### AIM OF THE TASK
Make an exact copy of the lines below.

--- Start RECORDED DATA ---

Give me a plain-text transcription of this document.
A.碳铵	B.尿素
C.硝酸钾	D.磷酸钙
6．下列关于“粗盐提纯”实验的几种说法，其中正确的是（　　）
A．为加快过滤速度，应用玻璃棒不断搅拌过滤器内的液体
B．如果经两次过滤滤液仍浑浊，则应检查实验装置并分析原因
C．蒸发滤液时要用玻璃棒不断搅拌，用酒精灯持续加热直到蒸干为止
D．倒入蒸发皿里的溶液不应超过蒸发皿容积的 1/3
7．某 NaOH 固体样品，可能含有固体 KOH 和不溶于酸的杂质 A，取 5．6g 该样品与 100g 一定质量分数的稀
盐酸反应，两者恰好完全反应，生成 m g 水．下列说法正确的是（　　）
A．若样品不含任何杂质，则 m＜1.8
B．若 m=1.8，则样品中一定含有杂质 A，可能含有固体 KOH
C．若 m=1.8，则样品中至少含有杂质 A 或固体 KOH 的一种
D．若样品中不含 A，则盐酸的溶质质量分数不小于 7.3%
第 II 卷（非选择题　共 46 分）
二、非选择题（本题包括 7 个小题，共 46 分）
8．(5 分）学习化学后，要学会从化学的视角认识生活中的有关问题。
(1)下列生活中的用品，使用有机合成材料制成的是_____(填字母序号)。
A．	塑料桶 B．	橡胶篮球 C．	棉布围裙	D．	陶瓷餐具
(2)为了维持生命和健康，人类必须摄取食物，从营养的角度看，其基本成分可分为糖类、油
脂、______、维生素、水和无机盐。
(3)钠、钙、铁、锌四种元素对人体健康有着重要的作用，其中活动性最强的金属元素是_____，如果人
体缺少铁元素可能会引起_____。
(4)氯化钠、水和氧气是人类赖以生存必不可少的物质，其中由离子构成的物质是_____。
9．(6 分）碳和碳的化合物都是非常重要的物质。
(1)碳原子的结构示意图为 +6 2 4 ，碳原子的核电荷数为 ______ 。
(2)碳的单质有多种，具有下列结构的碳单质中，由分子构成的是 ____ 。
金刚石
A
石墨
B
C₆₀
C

--- End RECORDED DATA ---

### RESULT OF THIS EXERCISE
Give me a plain-text transcription of this document.
A.碳铵	B.尿素
C.硝酸钾	D.磷酸钙
6．下列关于“粗盐提纯”实验的几种说法，其中正确的是（　　）
A．为加快过滤速度，应用玻璃棒不断搅拌过滤器内的液体
B．如果经两次过滤滤液仍浑浊，则应检查实验装置并分析原因
C．蒸发滤液时要用玻璃棒不断搅拌，用酒精灯持续加热直到蒸干为止
D．倒入蒸发皿里的溶液不应超过蒸发皿容积的 1/3
7．某 NaOH 固体样品，可能含有固体 KOH 和不溶于酸的杂质 A，取 5．6g 该样品与 100g 一定质量分数的稀
盐酸反应，两者恰好完全反应，生成 m g 水．下列说法正确的是（　　）
A．若样品不含任何杂质，则 m＜1.8
B．若 m=1.8，则样品中一定含有杂质 A，可能含有固体 KOH
C．若 m=1.8，则样品中至少含有杂质 A 或固体 KOH 的一种
D．若样品中不含 A，则盐酸的溶质质量分数不小于 7.3%
第 II 卷（非选择题　共 46 分）
二、非选择题（本题包括 7 个小题，共 46 分）
8．(5 分）学习化学后，要学会从化学的视角认识生活中的有关问题。
(1)下列生活中的用品，使用有机合成材料制成的是_____(填字母序号)。
A．	塑料桶 B．	橡胶篮球 C．	棉布围裙	D．	陶瓷餐具
(2)为了维持生命和健康，人类必须摄取食物，从营养的角度看，其基本成分可分为糖类、油
脂、______、维生素、水和无机盐。
(3)钠、钙、铁、锌四种元素对人体健康有着重要的作用，其中活动性最强的金属元素是_____，如果人
体缺少铁元素可能会引起_____。
(4)氯化钠、水和氧气是人类赖以生存必不可少的物质，其中由离子构成的物质是_____。
9．(6 分）碳和碳的化合物都是非常重要的物质。
(1)碳原子的结构示意图为 +6 2 4 ，碳原子的核电荷数为 ______ 。
(2)碳的单质有多种，具有下列结构的碳单质中，由分子构成的是 ____ 。
金刚石
A
石墨
B
C₆₀
C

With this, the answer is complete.